(Dataset excerpt)
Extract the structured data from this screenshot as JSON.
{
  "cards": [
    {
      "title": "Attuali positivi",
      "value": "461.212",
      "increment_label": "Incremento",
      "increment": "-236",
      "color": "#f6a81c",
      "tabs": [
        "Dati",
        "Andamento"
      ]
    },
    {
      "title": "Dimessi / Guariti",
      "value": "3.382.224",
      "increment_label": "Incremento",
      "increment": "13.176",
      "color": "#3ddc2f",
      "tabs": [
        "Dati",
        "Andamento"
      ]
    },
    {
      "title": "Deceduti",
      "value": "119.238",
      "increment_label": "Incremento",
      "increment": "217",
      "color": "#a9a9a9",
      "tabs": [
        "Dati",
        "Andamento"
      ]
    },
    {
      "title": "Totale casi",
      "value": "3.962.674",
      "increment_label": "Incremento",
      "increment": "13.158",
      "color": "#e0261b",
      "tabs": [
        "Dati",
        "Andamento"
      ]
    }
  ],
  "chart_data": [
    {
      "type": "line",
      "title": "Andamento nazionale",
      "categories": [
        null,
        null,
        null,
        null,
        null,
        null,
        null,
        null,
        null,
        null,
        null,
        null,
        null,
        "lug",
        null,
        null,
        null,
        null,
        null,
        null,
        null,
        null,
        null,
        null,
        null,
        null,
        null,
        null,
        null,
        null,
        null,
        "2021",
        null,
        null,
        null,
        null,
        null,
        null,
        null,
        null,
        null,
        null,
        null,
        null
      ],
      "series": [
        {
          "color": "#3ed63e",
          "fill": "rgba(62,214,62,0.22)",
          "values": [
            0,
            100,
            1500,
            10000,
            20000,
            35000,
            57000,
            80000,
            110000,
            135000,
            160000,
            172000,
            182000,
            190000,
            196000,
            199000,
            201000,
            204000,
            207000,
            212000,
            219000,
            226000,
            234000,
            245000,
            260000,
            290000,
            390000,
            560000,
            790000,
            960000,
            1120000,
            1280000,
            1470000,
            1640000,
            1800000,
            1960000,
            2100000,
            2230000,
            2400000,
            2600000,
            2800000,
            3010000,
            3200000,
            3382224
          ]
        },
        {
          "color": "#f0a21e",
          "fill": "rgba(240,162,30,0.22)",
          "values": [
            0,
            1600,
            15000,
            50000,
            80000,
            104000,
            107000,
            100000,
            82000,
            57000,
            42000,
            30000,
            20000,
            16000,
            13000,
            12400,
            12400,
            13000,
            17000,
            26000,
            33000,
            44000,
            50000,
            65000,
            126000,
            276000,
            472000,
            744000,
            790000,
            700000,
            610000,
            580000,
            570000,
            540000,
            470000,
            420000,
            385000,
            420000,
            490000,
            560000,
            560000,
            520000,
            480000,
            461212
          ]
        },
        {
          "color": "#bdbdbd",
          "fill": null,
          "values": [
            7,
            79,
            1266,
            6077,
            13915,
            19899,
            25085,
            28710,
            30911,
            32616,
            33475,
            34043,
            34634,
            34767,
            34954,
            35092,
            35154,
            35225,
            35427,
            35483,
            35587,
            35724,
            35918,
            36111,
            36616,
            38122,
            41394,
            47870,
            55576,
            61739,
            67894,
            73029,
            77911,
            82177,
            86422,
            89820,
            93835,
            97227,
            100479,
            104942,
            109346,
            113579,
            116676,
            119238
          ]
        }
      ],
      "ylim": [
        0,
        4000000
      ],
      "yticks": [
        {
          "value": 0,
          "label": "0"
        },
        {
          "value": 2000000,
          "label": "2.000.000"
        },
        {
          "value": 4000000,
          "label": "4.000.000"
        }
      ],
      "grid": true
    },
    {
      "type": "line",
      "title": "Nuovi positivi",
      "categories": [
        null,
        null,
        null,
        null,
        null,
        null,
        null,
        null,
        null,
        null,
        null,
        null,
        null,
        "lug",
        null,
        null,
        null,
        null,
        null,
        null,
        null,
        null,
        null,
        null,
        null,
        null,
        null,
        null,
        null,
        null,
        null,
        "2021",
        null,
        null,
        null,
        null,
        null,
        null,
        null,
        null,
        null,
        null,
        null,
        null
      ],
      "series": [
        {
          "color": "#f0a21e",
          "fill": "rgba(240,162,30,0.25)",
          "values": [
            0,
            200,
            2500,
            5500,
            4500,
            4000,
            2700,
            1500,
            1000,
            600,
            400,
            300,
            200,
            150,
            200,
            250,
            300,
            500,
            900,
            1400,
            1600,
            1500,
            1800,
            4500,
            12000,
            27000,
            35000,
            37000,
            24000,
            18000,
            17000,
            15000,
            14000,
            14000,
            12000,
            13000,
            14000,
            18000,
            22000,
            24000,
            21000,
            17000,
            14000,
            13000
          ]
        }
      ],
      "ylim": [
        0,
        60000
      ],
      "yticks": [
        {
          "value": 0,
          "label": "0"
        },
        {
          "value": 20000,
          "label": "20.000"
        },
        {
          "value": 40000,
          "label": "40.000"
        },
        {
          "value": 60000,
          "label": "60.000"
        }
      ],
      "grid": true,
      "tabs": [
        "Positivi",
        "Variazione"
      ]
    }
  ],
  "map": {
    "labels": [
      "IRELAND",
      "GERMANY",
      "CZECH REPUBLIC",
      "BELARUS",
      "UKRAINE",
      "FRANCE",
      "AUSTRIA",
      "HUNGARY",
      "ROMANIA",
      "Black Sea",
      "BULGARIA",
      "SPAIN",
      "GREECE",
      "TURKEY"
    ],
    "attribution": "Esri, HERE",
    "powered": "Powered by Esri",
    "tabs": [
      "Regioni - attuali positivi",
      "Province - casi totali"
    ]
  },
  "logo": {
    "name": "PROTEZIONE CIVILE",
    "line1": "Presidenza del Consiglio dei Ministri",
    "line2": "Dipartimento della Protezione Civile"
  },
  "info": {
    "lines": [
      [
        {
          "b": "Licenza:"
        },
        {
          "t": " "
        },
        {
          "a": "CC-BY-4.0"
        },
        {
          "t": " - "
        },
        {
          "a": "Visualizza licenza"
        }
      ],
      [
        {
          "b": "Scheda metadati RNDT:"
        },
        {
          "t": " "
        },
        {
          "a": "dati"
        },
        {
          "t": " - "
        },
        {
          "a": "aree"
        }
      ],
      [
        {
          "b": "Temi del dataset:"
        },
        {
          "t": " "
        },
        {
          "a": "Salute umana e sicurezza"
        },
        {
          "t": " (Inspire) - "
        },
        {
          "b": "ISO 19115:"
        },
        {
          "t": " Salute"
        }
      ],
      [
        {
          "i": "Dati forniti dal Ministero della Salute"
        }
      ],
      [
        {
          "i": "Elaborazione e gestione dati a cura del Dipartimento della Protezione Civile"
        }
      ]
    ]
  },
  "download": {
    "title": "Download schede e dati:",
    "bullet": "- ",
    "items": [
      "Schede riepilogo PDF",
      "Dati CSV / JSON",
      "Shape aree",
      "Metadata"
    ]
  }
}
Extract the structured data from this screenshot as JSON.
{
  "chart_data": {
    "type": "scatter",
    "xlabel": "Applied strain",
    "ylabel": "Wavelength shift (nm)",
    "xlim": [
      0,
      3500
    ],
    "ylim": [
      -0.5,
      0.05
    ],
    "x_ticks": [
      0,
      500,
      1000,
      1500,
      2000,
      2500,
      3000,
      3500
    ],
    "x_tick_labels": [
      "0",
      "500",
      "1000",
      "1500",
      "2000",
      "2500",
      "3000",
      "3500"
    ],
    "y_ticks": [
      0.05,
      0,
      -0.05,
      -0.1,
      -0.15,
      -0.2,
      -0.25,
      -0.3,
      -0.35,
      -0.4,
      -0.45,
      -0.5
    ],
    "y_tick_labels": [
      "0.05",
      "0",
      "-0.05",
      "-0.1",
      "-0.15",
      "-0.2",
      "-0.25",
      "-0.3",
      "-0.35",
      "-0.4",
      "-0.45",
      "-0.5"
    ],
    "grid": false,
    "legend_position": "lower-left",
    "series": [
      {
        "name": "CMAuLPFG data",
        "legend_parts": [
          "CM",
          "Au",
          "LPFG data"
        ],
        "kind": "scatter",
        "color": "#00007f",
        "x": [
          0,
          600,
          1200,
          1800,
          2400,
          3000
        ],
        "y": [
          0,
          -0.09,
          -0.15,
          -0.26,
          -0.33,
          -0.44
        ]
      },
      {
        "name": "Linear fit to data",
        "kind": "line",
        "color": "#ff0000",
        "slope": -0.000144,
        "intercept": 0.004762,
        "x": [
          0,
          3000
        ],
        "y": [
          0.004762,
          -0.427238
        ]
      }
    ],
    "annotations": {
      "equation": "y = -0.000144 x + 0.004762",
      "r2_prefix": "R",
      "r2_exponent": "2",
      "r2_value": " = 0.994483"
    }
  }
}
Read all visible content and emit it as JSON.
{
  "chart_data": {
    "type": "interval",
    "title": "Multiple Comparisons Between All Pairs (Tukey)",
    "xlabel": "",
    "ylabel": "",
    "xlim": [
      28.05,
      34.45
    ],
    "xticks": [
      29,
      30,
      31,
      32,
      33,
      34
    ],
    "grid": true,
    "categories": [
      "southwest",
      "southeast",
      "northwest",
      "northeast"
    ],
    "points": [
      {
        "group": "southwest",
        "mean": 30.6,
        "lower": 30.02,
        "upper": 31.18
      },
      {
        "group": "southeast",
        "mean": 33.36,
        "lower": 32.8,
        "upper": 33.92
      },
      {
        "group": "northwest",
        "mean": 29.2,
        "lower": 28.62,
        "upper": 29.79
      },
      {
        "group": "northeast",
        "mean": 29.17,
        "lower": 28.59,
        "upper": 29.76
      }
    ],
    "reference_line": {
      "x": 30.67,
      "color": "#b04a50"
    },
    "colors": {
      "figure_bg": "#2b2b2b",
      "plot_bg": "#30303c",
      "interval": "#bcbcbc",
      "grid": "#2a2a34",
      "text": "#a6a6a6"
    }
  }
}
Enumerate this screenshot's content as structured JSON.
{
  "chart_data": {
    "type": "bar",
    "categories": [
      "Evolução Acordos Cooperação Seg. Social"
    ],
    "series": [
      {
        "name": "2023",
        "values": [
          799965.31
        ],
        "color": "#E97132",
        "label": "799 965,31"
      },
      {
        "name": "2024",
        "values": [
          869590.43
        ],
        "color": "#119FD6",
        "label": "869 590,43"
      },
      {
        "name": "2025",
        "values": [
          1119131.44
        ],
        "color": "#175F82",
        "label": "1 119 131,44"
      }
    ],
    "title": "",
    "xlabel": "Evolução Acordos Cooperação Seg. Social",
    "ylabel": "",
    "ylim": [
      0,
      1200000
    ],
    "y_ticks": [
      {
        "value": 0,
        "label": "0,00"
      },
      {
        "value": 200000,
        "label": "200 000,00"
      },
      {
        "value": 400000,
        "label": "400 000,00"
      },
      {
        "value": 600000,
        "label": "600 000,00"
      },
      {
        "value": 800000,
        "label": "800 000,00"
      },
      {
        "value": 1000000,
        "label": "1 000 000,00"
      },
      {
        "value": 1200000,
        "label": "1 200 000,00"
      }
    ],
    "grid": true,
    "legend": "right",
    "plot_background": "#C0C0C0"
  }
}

[What the task asks] Find how many lines of the material carry the string "casi". Only the number should be in the answer.

[Exercise result] 2